- WHAT YOU ARE ASKED TO DO -
Show every line of the records below that contains the word "plane".
== LISTING ==
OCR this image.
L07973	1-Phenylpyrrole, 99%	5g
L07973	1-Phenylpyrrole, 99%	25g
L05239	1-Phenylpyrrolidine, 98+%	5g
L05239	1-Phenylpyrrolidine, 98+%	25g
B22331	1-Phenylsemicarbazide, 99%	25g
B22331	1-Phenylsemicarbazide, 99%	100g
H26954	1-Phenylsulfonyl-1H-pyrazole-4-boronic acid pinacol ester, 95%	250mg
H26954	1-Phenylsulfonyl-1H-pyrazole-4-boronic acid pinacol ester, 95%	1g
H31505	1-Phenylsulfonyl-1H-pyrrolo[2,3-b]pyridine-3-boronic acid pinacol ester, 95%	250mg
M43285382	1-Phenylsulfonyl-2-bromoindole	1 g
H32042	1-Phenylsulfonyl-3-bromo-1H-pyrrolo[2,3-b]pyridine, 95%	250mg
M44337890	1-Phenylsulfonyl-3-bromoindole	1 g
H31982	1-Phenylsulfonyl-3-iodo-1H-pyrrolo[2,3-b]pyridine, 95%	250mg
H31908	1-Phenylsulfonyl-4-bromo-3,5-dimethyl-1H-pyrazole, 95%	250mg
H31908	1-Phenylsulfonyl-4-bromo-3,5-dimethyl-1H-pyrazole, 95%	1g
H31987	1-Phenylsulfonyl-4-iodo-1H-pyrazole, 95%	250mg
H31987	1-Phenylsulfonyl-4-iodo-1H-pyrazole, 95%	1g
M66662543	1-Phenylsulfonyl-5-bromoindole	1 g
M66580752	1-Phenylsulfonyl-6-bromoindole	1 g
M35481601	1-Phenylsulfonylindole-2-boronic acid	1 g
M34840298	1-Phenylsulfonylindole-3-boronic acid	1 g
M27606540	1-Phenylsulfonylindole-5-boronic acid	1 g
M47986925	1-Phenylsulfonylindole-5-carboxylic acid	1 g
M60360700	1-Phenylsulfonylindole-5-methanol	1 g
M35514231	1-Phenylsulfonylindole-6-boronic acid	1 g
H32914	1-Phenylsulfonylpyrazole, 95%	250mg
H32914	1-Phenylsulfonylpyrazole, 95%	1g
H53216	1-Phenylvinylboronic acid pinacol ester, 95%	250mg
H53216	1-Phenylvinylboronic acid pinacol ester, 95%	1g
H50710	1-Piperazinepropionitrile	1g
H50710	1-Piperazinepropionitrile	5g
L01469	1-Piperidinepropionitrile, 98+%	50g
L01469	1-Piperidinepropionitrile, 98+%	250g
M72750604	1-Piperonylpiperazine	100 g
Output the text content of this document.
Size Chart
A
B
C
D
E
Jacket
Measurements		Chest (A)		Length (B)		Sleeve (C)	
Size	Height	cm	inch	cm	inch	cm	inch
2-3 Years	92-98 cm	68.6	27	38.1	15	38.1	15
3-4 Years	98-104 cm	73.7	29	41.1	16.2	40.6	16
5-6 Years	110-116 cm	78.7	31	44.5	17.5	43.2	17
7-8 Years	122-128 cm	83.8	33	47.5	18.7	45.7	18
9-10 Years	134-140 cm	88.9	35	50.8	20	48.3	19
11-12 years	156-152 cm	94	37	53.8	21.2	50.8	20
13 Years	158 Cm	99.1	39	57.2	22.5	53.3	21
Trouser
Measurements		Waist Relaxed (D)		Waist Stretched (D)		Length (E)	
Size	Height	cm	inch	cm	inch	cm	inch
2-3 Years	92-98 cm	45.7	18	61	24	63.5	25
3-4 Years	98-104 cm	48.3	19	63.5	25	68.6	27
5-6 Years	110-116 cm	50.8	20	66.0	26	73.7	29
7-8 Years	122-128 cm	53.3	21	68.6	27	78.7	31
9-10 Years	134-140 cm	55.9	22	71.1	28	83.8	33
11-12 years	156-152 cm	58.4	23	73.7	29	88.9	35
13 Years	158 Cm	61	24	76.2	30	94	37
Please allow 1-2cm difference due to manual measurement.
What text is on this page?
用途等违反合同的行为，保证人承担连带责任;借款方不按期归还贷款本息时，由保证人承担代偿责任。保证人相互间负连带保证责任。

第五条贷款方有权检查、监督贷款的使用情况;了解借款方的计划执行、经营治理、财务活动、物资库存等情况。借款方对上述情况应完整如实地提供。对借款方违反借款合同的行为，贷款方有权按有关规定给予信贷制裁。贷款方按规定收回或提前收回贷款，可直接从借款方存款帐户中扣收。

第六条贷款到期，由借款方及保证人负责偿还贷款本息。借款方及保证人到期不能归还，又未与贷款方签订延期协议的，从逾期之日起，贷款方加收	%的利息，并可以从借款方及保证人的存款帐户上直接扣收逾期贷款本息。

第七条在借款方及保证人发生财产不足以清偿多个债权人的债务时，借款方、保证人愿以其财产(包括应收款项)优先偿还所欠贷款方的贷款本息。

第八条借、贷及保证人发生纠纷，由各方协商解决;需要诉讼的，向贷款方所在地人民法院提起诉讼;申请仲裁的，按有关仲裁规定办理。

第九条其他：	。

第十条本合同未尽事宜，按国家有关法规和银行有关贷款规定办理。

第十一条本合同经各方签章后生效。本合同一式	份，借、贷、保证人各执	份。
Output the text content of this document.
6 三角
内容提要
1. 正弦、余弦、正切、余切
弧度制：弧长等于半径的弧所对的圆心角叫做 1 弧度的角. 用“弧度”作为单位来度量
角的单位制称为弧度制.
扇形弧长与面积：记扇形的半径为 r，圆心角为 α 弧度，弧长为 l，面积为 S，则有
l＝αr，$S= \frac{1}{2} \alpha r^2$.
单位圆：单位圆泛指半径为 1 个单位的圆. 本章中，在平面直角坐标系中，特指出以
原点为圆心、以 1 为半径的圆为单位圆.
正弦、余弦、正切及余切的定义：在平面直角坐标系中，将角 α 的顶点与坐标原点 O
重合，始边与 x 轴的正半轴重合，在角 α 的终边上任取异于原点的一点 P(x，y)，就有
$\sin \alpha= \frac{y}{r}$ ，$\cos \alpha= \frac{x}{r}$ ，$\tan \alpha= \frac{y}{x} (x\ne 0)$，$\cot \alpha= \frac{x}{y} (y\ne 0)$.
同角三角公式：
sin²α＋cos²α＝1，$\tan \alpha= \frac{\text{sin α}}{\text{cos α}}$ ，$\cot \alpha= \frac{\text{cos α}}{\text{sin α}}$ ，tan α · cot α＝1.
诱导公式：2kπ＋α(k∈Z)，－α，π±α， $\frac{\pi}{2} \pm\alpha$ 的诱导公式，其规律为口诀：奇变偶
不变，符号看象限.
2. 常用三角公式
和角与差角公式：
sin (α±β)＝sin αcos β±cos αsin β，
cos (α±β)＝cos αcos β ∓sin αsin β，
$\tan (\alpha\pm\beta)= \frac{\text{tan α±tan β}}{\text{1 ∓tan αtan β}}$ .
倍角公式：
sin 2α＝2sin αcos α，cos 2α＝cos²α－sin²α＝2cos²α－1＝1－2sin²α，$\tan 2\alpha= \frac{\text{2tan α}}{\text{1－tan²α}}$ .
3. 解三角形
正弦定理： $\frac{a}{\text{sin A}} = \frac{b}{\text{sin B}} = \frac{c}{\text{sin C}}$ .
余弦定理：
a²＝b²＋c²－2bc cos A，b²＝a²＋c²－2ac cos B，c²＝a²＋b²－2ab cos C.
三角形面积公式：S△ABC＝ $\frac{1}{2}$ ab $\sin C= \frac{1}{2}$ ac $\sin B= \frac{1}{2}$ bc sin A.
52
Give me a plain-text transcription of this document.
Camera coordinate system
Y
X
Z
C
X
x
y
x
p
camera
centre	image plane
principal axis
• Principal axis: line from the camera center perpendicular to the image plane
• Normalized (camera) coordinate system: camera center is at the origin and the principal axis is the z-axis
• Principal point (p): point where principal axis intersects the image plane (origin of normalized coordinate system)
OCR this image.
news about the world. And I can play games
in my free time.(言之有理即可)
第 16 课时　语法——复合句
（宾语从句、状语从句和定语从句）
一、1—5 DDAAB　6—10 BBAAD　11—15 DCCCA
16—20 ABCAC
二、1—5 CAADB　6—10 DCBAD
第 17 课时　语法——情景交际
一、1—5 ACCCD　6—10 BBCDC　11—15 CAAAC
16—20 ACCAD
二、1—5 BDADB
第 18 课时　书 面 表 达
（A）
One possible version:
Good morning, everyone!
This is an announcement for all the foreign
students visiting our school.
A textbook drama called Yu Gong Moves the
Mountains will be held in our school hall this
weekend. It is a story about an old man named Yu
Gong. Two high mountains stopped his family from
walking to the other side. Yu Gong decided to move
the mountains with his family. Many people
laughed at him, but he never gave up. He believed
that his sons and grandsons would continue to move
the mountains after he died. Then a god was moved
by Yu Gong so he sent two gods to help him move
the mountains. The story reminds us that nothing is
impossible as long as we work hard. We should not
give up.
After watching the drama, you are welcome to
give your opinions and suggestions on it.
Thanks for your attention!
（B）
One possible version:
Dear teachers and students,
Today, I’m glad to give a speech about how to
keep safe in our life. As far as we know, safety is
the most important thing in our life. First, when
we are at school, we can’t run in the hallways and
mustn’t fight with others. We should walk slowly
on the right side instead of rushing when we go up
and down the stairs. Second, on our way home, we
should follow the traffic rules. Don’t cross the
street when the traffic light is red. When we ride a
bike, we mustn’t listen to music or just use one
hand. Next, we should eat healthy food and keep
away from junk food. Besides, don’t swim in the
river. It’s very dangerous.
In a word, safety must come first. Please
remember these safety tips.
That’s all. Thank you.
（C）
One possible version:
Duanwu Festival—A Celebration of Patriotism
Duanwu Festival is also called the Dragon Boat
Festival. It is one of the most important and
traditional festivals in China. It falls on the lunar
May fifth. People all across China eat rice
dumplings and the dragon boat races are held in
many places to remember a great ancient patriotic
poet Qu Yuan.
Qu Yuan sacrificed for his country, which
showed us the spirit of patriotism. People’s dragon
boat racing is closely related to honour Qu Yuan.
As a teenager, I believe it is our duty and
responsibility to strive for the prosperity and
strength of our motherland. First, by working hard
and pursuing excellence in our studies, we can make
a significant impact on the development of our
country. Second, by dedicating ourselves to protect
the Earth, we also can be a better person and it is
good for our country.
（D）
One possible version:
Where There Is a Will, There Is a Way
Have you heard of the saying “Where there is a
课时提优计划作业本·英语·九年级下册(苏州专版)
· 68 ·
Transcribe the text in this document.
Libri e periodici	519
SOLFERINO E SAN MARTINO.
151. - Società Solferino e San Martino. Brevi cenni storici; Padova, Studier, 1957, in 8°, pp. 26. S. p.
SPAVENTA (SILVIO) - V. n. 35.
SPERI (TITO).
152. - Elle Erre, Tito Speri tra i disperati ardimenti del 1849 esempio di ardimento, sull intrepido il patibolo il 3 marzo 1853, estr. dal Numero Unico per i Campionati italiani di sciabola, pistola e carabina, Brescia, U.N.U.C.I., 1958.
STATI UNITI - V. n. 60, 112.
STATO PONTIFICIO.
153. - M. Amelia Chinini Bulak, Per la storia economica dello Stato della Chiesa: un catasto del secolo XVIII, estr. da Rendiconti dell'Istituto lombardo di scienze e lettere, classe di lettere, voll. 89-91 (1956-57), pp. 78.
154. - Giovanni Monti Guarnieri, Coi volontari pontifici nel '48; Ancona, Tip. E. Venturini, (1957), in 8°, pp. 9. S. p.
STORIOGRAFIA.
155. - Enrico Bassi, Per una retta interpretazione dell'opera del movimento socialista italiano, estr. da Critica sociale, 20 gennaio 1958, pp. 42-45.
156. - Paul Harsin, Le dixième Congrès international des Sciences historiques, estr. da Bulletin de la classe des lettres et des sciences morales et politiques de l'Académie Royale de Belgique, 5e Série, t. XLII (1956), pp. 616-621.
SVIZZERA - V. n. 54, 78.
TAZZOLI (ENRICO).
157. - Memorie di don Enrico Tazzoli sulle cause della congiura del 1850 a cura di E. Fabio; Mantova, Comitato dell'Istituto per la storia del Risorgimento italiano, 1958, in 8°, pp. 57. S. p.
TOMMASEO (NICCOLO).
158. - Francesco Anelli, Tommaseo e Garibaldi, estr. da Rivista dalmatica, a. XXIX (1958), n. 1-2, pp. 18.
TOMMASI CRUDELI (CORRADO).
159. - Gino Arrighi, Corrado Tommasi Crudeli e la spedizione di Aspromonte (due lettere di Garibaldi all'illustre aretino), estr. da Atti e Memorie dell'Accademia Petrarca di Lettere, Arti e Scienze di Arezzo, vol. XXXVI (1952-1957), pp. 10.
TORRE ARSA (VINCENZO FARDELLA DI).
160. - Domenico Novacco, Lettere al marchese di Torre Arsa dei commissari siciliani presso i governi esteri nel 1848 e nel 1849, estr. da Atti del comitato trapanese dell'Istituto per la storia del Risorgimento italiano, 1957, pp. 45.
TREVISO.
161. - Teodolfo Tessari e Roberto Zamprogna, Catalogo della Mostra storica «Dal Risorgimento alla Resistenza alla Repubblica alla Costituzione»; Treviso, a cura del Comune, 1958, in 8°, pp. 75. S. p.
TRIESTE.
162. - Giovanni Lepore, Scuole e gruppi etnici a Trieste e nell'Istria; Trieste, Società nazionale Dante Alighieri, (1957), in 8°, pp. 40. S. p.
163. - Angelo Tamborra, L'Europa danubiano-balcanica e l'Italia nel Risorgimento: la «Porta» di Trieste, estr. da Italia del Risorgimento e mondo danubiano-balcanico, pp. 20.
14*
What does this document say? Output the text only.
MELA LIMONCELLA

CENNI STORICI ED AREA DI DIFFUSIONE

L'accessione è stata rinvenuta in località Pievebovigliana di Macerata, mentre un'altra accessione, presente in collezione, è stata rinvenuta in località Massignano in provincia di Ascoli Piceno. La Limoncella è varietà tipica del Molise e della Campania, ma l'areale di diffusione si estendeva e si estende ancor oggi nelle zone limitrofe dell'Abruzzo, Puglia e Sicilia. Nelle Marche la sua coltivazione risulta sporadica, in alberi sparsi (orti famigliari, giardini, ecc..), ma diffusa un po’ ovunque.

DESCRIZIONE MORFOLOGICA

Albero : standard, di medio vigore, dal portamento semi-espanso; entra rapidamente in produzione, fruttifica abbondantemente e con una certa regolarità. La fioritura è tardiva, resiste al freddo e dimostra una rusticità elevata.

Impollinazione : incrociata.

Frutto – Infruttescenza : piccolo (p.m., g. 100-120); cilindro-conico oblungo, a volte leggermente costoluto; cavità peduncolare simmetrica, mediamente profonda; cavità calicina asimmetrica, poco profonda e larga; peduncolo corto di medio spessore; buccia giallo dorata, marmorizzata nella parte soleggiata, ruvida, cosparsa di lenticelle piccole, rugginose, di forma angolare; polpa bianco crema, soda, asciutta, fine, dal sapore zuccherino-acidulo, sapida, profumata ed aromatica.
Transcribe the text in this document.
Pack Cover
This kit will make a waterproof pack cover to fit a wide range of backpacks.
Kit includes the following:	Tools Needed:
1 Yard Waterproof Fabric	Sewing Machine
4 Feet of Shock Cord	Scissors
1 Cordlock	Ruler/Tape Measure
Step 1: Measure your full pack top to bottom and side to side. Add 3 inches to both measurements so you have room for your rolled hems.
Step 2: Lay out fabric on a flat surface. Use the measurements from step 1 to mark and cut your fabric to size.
===
- THE REPLY -
centre	image plane
• Principal axis: line from the camera center perpendicular to the image plane
• Principal point (p): point where principal axis intersects the image plane (origin of normalized coordinate system)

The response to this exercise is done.